* Texte fourni
Ce week-end nous nous préparons à déménager. Nous changeons d’appartement. Nos grands enfants prennent leur autonomie et nous rétrécissons l’espace, préférant un lieu plus petit mais plus chaleureux à un lieu qui accumule des mètres carrés déserts. En réduisant l’espace on se pose aussi la question de ce que l’on garde, de ce que l’on jette. De déménagements en déménagements, on se délaisse petit à petit des objets de son passé. C’est l’occasion à chaque fois de se demander ce qui est essentiel ou non et de se délester du poids d’objets accumulés qui parfois ressemblent à des pierres dans un sac à dos et qui empêchent d’avancer.
Lorsque ma mère est morte j’ai gardé certains de ses meubles, d’origine napoléonienne. Pas parce que je les aimais, le style est un peu lourd, mais parce que je les ai toujours vus chez mes parents. Ils tissent un lien générationnel par le simple fait de voir ou de toucher l’objet. On fait des petits bonds de plusieurs dizaines d’années à chaque fois. La commode a toujours été dans ma chambre, depuis toujours. Quand je la vois, je vois aussi la chambre de mon enfance, la lumière à travers les volets, l’odeur du jardin qui envahit la pièce au printemps, je me souviens que, blotti dans mon lit, j’attendais que mon père vienne sonner le clairon dans ma chambre pour me signifier qu’il était l’heure de se lever. Quand je vois le buffet, je revois ma mère courir les antiquaires dès qu’elle avait trois sous pour acheter un meuble d’époque, une porcelaine, un bout d’histoire me disait elle. « Tu vois, ce meuble a été fabriqué sous Napoléon 1er. Qui sait chez qui il était, un maréchal d’empire célèbre, un bourgeois. C’est Napoléon qui nous regarde ». Je la revois, si fière d’avoir pu se payer ce petit bout d’histoire et astiquer ses meubles le week-end, autant pour eux que pour elle, pour se montrer digne de ce glorieux passé.

* Entrées de données enregistrées
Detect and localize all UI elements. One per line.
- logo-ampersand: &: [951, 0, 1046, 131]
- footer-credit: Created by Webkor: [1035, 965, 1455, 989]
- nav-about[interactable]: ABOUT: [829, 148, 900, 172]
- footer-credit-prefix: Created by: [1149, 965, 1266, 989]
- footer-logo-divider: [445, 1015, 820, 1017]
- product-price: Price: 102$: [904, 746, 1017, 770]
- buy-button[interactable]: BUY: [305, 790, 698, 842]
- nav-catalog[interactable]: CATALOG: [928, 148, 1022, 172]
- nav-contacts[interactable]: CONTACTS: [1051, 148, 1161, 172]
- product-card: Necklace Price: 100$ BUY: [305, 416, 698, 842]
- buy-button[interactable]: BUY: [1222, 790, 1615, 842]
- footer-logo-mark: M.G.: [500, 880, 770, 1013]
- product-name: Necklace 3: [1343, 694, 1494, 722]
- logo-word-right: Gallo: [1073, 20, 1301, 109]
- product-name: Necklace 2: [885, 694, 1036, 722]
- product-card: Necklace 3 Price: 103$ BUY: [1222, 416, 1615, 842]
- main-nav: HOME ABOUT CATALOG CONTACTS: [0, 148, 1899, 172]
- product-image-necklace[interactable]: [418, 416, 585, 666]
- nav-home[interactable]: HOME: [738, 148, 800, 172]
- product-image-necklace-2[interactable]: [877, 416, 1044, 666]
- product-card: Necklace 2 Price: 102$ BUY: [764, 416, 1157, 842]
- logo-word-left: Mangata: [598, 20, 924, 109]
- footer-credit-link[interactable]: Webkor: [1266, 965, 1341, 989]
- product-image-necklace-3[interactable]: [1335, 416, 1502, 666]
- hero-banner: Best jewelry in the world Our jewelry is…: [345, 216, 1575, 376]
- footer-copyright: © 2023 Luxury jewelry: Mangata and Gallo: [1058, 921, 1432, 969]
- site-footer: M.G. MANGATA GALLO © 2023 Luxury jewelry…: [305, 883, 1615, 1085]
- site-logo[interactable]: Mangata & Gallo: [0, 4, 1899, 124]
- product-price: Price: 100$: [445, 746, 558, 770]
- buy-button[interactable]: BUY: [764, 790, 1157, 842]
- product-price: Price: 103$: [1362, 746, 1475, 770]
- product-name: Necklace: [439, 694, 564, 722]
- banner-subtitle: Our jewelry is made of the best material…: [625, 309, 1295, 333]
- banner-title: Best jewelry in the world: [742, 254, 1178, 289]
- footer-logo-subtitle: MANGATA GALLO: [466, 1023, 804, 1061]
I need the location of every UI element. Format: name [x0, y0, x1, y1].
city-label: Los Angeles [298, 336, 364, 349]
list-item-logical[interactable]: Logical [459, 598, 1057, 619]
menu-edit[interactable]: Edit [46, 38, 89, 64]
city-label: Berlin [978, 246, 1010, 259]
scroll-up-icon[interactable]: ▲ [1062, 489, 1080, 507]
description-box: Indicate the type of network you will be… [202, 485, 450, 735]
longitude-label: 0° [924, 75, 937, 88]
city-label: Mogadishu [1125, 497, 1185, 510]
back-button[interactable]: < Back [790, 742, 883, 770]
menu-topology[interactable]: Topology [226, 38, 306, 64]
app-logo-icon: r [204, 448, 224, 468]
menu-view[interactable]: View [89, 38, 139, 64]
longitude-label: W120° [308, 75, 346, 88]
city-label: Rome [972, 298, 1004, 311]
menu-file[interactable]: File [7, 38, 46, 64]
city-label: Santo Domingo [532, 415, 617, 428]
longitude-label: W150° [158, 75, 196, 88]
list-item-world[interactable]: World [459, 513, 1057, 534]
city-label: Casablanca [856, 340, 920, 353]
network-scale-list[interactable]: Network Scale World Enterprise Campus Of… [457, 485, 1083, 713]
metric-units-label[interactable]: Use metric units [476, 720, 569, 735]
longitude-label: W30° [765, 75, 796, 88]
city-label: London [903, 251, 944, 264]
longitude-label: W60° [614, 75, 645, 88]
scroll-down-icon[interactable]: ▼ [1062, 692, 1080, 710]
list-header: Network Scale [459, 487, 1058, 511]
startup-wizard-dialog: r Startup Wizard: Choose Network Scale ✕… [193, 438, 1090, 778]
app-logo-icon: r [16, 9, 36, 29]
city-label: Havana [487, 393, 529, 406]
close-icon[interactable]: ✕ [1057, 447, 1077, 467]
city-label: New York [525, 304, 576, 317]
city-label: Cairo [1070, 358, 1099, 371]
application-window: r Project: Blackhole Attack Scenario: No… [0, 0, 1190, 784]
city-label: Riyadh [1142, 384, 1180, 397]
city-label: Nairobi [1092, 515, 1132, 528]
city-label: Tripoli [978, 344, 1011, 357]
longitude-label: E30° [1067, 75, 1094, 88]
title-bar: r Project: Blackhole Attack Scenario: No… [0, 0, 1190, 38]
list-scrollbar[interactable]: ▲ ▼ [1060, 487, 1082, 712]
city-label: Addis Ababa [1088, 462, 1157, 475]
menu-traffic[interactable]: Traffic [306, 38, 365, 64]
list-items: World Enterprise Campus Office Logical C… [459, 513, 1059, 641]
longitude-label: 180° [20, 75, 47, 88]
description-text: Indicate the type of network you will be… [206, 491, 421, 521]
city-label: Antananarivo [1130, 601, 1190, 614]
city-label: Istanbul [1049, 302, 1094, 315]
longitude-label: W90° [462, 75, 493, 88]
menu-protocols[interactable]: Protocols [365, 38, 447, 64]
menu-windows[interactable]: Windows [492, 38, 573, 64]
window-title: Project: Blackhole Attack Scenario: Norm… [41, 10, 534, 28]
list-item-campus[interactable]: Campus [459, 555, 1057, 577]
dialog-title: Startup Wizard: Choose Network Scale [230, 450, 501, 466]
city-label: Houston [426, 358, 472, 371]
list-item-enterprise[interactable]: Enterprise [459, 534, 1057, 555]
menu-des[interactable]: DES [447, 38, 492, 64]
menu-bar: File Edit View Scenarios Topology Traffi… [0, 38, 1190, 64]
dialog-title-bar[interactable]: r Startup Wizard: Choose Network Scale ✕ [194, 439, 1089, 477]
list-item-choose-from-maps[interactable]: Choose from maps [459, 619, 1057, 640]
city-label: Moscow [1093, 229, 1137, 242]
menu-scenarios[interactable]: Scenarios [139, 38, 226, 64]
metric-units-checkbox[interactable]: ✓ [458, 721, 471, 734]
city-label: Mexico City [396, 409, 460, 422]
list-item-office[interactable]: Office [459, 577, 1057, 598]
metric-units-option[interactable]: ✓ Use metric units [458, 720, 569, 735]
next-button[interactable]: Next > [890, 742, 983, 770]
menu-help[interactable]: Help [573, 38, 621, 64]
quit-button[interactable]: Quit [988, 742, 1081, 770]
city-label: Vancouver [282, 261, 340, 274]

* Exercices à faire
(1) Traduisez en anglais cette phrase du texte sur le déménagement : « En réduisant l’espace on se pose aussi la question de ce que l’on garde, de ce que l’on jette. »
(2) Extrayez tel quel du texte sur le déménagement le passage allant de « Ce week-end nous » jusqu’à « qui empêchent d’avancer. ».
(3) Poursuivez le texte sur le déménagement à partir de l’endroit où il s’arrête.

* Corrigé
(1) By reducing the space, one also asks what to keep and what to throw away.

(2)
Ce week-end nous nous préparons à déménager. Nous changeons d’appartement. Nos grands enfants prennent leur autonomie et nous rétrécissons l’espace, préférant un lieu plus petit mais plus chaleureux à un lieu qui accumule des mètres carrés déserts. En réduisant l’espace on se pose aussi la question de ce que l’on garde, de ce que l’on jette. De déménagements en déménagements, on se délaisse petit à petit des objets de son passé. C’est l’occasion à chaque fois de se demander ce qui est essentiel ou non et de se délester du poids d’objets accumulés qui parfois ressemblent à des pierres dans un sac à dos et qui empêchent d’avancer.

(3)
Quand ma mère est décédée, j’ai fait expertiser ses meubles, sa porcelaine, ses objets qu’elle arrachait parfois en salle des ventes après des combats épiques. C’était un trésor familial mais, en 2001, un trésor qui ne valait presque plus rien… et aujourd’hui rien… Drôle de sensation… Le passé, l’histoire ne vaut plus rien… C’était un meuble sur lequel la main d’un maréchal d’empire voire de Napoléon s’était peut-être posée… Peu importe… Moins fonctionnel qu’IKEA. On prend, on utilise, on jette, on reprend, on réutilise, on rejette. Les meubles finalement, comme les objets électroniques du quotidien ont leur propre date de péremption.
En est-il de même pour l’histoire ? Va-t-elle se périmer au fur et à mesure qu’elle va disparaître des disques durs de nos ordinateurs ? Quelle trace va-t-on garder ? Google sera-t-il le gardien du temple de notre passé ou l’instrument de son effacement ?
Depuis toujours je suis accroc à la musique et j’ai conservé mes vinyles ; il me restait aussi des centaines de CD et aussi bcp de DVD. J’avais déjà fait un tri drastique lors du précédent déménagement et j’avais déjà eu du mal à trouver preneur. Je refais un nouveau tri et je m’attarde sur chaque CD, chaque DVD : tel CD était difficile à trouver, tel autre intéressant car il donnait une autre interprétation d’un morceau connu. J’ai parfois eu du mal à les trouver, en jazz comme en classique, partant en expédition à la Fnac ou chez Virgin, parlant parfois de longs moments avec des vendeurs férus de culture musicale : la 9èmesymphonie, oui, mais de Furtwangler, sinon rien… Les partitas de Bach, oui, mais par Claudio Arrau… Barney Wilem au saxo, vous avez ? Vous savez, la version truc lors de la soirée machin. ? Mythique…
Pour les DVD, je revois le film en regardant la pochette, avec qui je l’ai regardé et dans quelles conditions. Je me revois dénicher un film regardé avec mon père, qui se délectait du grand film du dimanche soir ; moment sacré de réunion de toute la famille qui, pour une génération ayant connu le développement du cinéma, savourait les bienfaits des trente glorieuses en visionnant chez soi de grands westerns ou films policiers très manichéens, sur des écrans de plus en plus grands… Comme au cinéma.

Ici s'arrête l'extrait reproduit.